» WRITTEN REQUEST
Return the material below in full and exactly.

» LISTING
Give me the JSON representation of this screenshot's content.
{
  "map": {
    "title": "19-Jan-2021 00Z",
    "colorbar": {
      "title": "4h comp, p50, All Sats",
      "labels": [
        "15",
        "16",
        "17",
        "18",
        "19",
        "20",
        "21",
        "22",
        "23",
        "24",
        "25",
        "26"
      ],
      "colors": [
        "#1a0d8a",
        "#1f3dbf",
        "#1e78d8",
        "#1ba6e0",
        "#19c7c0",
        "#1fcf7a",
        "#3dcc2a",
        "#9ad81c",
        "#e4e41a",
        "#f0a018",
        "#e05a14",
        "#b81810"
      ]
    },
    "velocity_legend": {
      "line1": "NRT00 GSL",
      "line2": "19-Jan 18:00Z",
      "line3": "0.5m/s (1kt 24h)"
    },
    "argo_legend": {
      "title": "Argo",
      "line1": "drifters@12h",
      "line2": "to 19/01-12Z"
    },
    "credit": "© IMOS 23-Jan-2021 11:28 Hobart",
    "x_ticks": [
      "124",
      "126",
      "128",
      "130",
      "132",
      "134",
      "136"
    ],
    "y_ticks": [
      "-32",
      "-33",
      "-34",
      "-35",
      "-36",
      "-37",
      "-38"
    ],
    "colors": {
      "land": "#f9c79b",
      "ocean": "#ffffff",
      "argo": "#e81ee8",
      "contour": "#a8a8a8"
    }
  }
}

» OUTPUT OF THE TASK
Give me the JSON representation of this screenshot's content.
{
  "map": {
    "title": "19-Jan-2021 00Z",
    "colorbar": {
      "title": "4h comp, p50, All Sats",
      "labels": [
        "15",
        "16",
        "17",
        "18",
        "19",
        "20",
        "21",
        "22",
        "23",
        "24",
        "25",
        "26"
      ],
      "colors": [
        "#1a0d8a",
        "#1f3dbf",
        "#1e78d8",
        "#1ba6e0",
        "#19c7c0",
        "#1fcf7a",
        "#3dcc2a",
        "#9ad81c",
        "#e4e41a",
        "#f0a018",
        "#e05a14",
        "#b81810"
      ]
    },
    "velocity_legend": {
      "line1": "NRT00 GSL",
      "line2": "19-Jan 18:00Z",
      "line3": "0.5m/s (1kt 24h)"
    },
    "argo_legend": {
      "title": "Argo",
      "line1": "drifters@12h",
      "line2": "to 19/01-12Z"
    },
    "credit": "© IMOS 23-Jan-2021 11:28 Hobart",
    "x_ticks": [
      "124",
      "126",
      "128",
      "130",
      "132",
      "134",
      "136"
    ],
    "y_ticks": [
      "-32",
      "-33",
      "-34",
      "-35",
      "-36",
      "-37",
      "-38"
    ],
    "colors": {
      "land": "#f9c79b",
      "ocean": "#ffffff",
      "argo": "#e81ee8",
      "contour": "#a8a8a8"
    }
  }
}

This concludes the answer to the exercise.